* Data extract *
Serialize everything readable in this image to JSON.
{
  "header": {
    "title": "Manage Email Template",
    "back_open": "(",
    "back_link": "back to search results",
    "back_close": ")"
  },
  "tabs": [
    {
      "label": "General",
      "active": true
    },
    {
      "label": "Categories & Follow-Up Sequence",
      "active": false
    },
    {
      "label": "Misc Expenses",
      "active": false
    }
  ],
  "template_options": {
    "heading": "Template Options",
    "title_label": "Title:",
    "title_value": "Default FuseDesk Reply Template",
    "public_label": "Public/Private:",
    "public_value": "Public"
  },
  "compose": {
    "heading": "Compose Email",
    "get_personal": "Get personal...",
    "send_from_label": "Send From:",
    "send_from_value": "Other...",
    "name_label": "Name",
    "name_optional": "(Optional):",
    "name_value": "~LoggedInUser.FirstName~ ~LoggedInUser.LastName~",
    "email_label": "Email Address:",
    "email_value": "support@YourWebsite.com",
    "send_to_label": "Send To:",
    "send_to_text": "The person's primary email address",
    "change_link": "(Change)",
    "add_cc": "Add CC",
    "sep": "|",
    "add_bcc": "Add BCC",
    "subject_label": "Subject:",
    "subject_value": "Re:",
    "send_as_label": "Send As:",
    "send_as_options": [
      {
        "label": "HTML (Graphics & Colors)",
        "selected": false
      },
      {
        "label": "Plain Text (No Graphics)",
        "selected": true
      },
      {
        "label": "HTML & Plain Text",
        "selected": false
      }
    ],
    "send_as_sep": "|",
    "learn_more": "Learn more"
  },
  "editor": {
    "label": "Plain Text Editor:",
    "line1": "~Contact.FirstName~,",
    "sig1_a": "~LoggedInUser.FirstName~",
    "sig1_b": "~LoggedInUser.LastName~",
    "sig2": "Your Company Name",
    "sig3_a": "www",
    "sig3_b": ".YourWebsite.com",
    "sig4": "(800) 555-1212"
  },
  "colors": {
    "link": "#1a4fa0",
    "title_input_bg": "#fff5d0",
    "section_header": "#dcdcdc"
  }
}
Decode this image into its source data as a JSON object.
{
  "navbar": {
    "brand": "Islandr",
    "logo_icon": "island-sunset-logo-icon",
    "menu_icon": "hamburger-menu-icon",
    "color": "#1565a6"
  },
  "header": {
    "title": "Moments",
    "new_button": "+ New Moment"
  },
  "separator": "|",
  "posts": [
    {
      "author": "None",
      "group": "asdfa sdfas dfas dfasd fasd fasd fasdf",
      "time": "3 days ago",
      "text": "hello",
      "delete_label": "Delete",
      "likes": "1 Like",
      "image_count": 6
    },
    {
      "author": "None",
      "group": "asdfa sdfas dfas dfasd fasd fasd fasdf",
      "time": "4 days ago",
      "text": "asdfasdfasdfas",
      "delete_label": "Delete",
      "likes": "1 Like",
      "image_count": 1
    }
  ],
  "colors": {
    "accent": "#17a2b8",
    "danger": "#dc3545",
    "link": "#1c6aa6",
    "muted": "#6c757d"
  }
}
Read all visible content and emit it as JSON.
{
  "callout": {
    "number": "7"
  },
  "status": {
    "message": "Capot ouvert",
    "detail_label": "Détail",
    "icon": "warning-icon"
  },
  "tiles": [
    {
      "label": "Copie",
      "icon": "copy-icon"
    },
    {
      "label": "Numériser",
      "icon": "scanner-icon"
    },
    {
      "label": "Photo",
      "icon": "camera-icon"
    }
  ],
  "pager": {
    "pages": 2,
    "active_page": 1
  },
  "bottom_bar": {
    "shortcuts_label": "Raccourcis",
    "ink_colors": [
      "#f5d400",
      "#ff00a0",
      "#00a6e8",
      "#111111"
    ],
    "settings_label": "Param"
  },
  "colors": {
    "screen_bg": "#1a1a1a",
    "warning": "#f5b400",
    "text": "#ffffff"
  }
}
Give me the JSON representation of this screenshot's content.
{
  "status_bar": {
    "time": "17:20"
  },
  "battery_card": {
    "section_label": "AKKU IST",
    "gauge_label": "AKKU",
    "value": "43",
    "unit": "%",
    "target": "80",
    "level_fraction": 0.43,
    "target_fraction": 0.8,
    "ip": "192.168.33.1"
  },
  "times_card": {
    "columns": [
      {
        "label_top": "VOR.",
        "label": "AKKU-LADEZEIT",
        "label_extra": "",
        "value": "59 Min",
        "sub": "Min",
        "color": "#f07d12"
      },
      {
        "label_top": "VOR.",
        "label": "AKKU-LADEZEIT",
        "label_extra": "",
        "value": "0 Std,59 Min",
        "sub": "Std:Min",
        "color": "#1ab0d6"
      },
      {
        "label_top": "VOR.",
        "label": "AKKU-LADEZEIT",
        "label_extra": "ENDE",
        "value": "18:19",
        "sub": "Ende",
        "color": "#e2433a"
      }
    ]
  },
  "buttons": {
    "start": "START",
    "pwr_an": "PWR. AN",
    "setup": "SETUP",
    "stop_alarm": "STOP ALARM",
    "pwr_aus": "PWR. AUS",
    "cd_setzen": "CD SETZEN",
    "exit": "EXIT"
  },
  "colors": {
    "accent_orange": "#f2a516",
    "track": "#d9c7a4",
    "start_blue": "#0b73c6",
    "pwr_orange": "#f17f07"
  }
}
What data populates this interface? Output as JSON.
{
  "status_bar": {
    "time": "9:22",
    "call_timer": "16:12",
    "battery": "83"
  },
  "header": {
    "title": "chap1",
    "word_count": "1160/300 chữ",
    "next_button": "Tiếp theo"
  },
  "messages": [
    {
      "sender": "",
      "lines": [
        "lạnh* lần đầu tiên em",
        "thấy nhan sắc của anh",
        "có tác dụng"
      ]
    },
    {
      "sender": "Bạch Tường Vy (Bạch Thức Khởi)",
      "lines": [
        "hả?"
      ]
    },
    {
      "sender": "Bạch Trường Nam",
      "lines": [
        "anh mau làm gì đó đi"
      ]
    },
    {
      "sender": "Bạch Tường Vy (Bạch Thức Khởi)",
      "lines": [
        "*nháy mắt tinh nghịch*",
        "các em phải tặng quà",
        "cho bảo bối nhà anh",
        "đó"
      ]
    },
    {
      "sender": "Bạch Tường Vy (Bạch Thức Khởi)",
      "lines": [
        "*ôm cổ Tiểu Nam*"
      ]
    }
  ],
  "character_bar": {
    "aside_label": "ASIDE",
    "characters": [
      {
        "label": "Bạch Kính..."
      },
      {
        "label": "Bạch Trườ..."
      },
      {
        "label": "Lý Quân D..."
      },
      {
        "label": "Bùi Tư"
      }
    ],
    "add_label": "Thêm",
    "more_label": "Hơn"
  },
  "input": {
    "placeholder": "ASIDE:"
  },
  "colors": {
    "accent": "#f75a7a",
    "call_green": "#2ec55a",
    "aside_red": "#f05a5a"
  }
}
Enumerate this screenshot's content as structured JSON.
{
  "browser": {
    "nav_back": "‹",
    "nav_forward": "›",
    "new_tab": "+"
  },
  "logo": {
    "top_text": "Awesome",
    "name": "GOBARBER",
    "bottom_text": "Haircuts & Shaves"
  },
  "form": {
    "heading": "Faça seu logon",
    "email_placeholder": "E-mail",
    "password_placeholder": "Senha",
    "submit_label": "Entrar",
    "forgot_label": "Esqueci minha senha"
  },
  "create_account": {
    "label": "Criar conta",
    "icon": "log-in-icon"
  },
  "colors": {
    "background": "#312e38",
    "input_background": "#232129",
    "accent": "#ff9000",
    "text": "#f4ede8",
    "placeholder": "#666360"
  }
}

* What the task asks *
All of the entries need to be reproduced exactly; please write them out.

* Result *
Serialize everything readable in this image to JSON.
{
  "header": {
    "title": "Manage Email Template",
    "back_open": "(",
    "back_link": "back to search results",
    "back_close": ")"
  },
  "tabs": [
    {
      "label": "General",
      "active": true
    },
    {
      "label": "Categories & Follow-Up Sequence",
      "active": false
    },
    {
      "label": "Misc Expenses",
      "active": false
    }
  ],
  "template_options": {
    "heading": "Template Options",
    "title_label": "Title:",
    "title_value": "Default FuseDesk Reply Template",
    "public_label": "Public/Private:",
    "public_value": "Public"
  },
  "compose": {
    "heading": "Compose Email",
    "get_personal": "Get personal...",
    "send_from_label": "Send From:",
    "send_from_value": "Other...",
    "name_label": "Name",
    "name_optional": "(Optional):",
    "name_value": "~LoggedInUser.FirstName~ ~LoggedInUser.LastName~",
    "email_label": "Email Address:",
    "email_value": "support@YourWebsite.com",
    "send_to_label": "Send To:",
    "send_to_text": "The person's primary email address",
    "change_link": "(Change)",
    "add_cc": "Add CC",
    "sep": "|",
    "add_bcc": "Add BCC",
    "subject_label": "Subject:",
    "subject_value": "Re:",
    "send_as_label": "Send As:",
    "send_as_options": [
      {
        "label": "HTML (Graphics & Colors)",
        "selected": false
      },
      {
        "label": "Plain Text (No Graphics)",
        "selected": true
      },
      {
        "label": "HTML & Plain Text",
        "selected": false
      }
    ],
    "send_as_sep": "|",
    "learn_more": "Learn more"
  },
  "editor": {
    "label": "Plain Text Editor:",
    "line1": "~Contact.FirstName~,",
    "sig1_a": "~LoggedInUser.FirstName~",
    "sig1_b": "~LoggedInUser.LastName~",
    "sig2": "Your Company Name",
    "sig3_a": "www",
    "sig3_b": ".YourWebsite.com",
    "sig4": "(800) 555-1212"
  },
  "colors": {
    "link": "#1a4fa0",
    "title_input_bg": "#fff5d0",
    "section_header": "#dcdcdc"
  }
}
Decode this image into its source data as a JSON object.
{
  "navbar": {
    "brand": "Islandr",
    "logo_icon": "island-sunset-logo-icon",
    "menu_icon": "hamburger-menu-icon",
    "color": "#1565a6"
  },
  "header": {
    "title": "Moments",
    "new_button": "+ New Moment"
  },
  "separator": "|",
  "posts": [
    {
      "author": "None",
      "group": "asdfa sdfas dfas dfasd fasd fasd fasdf",
      "time": "3 days ago",
      "text": "hello",
      "delete_label": "Delete",
      "likes": "1 Like",
      "image_count": 6
    },
    {
      "author": "None",
      "group": "asdfa sdfas dfas dfasd fasd fasd fasdf",
      "time": "4 days ago",
      "text": "asdfasdfasdfas",
      "delete_label": "Delete",
      "likes": "1 Like",
      "image_count": 1
    }
  ],
  "colors": {
    "accent": "#17a2b8",
    "danger": "#dc3545",
    "link": "#1c6aa6",
    "muted": "#6c757d"
  }
}
Read all visible content and emit it as JSON.
{
  "callout": {
    "number": "7"
  },
  "status": {
    "message": "Capot ouvert",
    "detail_label": "Détail",
    "icon": "warning-icon"
  },
  "tiles": [
    {
      "label": "Copie",
      "icon": "copy-icon"
    },
    {
      "label": "Numériser",
      "icon": "scanner-icon"
    },
    {
      "label": "Photo",
      "icon": "camera-icon"
    }
  ],
  "pager": {
    "pages": 2,
    "active_page": 1
  },
  "bottom_bar": {
    "shortcuts_label": "Raccourcis",
    "ink_colors": [
      "#f5d400",
      "#ff00a0",
      "#00a6e8",
      "#111111"
    ],
    "settings_label": "Param"
  },
  "colors": {
    "screen_bg": "#1a1a1a",
    "warning": "#f5b400",
    "text": "#ffffff"
  }
}
Give me the JSON representation of this screenshot's content.
{
  "status_bar": {
    "time": "17:20"
  },
  "battery_card": {
    "section_label": "AKKU IST",
    "gauge_label": "AKKU",
    "value": "43",
    "unit": "%",
    "target": "80",
    "level_fraction": 0.43,
    "target_fraction": 0.8,
    "ip": "192.168.33.1"
  },
  "times_card": {
    "columns": [
      {
        "label_top": "VOR.",
        "label": "AKKU-LADEZEIT",
        "label_extra": "",
        "value": "59 Min",
        "sub": "Min",
        "color": "#f07d12"
      },
      {
        "label_top": "VOR.",
        "label": "AKKU-LADEZEIT",
        "label_extra": "",
        "value": "0 Std,59 Min",
        "sub": "Std:Min",
        "color": "#1ab0d6"
      },
      {
        "label_top": "VOR.",
        "label": "AKKU-LADEZEIT",
        "label_extra": "ENDE",
        "value": "18:19",
        "sub": "Ende",
        "color": "#e2433a"
      }
    ]
  },
  "buttons": {
    "start": "START",
    "pwr_an": "PWR. AN",
    "setup": "SETUP",
    "stop_alarm": "STOP ALARM",
    "pwr_aus": "PWR. AUS",
    "cd_setzen": "CD SETZEN",
    "exit": "EXIT"
  },
  "colors": {
    "accent_orange": "#f2a516",
    "track": "#d9c7a4",
    "start_blue": "#0b73c6",
    "pwr_orange": "#f17f07"
  }
}
What data populates this interface? Output as JSON.
{
  "status_bar": {
    "time": "9:22",
    "call_timer": "16:12",
    "battery": "83"
  },
  "header": {
    "title": "chap1",
    "word_count": "1160/300 chữ",
    "next_button": "Tiếp theo"
  },
  "messages": [
    {
      "sender": "",
      "lines": [
        "lạnh* lần đầu tiên em",
        "thấy nhan sắc của anh",
        "có tác dụng"
      ]
    },
    {
      "sender": "Bạch Tường Vy (Bạch Thức Khởi)",
      "lines": [
        "hả?"
      ]
    },
    {
      "sender": "Bạch Trường Nam",
      "lines": [
        "anh mau làm gì đó đi"
      ]
    },
    {
      "sender": "Bạch Tường Vy (Bạch Thức Khởi)",
      "lines": [
        "*nháy mắt tinh nghịch*",
        "các em phải tặng quà",
        "cho bảo bối nhà anh",
        "đó"
      ]
    },
    {
      "sender": "Bạch Tường Vy (Bạch Thức Khởi)",
      "lines": [
        "*ôm cổ Tiểu Nam*"
      ]
    }
  ],
  "character_bar": {
    "aside_label": "ASIDE",
    "characters": [
      {
        "label": "Bạch Kính..."
      },
      {
        "label": "Bạch Trườ..."
      },
      {
        "label": "Lý Quân D..."
      },
      {
        "label": "Bùi Tư"
      }
    ],
    "add_label": "Thêm",
    "more_label": "Hơn"
  },
  "input": {
    "placeholder": "ASIDE:"
  },
  "colors": {
    "accent": "#f75a7a",
    "call_green": "#2ec55a",
    "aside_red": "#f05a5a"
  }
}
Enumerate this screenshot's content as structured JSON.
{
  "browser": {
    "nav_back": "‹",
    "nav_forward": "›",
    "new_tab": "+"
  },
  "logo": {
    "top_text": "Awesome",
    "name": "GOBARBER",
    "bottom_text": "Haircuts & Shaves"
  },
  "form": {
    "heading": "Faça seu logon",
    "email_placeholder": "E-mail",
    "password_placeholder": "Senha",
    "submit_label": "Entrar",
    "forgot_label": "Esqueci minha senha"
  },
  "create_account": {
    "label": "Criar conta",
    "icon": "log-in-icon"
  },
  "colors": {
    "background": "#312e38",
    "input_background": "#232129",
    "accent": "#ff9000",
    "text": "#f4ede8",
    "placeholder": "#666360"
  }
}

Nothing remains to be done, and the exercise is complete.